[Begin]
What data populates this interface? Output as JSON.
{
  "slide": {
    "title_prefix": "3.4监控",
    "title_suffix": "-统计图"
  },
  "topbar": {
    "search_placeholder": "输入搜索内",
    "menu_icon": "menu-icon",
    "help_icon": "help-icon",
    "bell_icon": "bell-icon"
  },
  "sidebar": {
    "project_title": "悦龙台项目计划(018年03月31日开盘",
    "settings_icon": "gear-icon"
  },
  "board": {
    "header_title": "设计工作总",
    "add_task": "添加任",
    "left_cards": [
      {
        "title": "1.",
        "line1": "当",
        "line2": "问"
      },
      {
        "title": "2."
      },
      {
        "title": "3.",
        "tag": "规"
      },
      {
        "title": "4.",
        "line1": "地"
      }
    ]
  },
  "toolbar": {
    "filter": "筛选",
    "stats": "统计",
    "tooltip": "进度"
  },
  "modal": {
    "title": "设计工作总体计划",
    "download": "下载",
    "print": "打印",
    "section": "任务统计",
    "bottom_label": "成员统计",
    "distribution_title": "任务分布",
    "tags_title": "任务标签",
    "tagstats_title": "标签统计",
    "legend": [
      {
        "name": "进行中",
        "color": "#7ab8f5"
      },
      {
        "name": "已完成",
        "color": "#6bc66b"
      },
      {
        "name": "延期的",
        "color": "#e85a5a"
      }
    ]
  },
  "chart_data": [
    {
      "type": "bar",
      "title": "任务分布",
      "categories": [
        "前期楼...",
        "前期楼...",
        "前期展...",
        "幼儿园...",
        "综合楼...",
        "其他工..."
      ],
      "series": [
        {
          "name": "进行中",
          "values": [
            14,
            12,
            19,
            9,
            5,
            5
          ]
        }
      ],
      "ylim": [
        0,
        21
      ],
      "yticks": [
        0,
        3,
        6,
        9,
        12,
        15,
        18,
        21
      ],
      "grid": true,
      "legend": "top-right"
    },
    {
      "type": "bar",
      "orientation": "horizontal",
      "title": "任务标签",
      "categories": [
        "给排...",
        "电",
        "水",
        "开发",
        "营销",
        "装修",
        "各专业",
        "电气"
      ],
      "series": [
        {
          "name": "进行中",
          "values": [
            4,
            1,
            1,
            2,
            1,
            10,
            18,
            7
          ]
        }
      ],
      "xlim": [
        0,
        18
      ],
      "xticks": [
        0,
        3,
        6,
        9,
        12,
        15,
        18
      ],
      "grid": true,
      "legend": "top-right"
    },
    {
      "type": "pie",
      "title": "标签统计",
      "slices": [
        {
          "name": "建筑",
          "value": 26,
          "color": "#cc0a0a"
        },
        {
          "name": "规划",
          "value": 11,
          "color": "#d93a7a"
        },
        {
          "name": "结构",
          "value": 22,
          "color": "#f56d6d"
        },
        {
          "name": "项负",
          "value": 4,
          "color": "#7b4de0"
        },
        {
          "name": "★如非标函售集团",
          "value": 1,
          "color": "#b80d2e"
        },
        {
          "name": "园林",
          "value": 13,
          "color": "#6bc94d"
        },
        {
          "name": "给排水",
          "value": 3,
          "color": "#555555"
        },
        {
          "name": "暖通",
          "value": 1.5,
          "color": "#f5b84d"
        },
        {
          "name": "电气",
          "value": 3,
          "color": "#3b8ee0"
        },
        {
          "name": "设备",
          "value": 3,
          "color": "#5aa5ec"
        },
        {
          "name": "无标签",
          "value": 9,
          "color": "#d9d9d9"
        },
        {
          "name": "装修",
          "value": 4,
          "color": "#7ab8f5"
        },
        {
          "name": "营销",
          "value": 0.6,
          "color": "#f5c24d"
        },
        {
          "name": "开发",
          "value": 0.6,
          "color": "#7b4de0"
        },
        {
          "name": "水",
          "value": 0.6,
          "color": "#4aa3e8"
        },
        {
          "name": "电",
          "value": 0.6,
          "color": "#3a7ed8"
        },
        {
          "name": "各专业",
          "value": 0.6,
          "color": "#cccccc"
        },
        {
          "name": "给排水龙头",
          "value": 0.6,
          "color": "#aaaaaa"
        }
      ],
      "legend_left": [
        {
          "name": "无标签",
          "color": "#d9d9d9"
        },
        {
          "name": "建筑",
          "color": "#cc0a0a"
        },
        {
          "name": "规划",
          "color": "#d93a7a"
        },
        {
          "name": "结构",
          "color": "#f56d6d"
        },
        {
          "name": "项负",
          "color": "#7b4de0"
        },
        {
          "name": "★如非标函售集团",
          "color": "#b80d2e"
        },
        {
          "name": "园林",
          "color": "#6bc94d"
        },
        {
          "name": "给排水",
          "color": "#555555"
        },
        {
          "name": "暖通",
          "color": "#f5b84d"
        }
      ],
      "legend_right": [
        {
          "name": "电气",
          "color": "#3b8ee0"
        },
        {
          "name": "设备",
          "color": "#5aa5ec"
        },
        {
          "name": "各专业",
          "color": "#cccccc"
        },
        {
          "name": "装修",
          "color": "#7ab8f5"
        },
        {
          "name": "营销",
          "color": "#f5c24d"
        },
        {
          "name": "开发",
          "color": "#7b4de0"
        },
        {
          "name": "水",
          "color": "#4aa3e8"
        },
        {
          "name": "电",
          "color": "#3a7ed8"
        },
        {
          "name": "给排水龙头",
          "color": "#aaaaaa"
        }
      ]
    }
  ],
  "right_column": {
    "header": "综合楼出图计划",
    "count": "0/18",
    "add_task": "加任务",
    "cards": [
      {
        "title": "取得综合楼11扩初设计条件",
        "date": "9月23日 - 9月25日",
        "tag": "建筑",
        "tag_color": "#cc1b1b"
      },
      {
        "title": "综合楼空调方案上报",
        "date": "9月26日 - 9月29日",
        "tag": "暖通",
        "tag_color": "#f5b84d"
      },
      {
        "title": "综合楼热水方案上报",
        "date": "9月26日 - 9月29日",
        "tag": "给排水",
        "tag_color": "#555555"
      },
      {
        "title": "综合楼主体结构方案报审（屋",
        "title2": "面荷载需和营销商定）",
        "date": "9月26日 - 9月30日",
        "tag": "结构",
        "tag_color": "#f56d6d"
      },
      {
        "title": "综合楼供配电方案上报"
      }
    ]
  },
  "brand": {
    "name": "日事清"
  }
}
[End]
List the lines that contain the word "date".

        "date": "9月23日 - 9月25日",
        "date": "9月26日 - 9月29日",
        "date": "9月26日 - 9月29日",
        "date": "9月26日 - 9月30日",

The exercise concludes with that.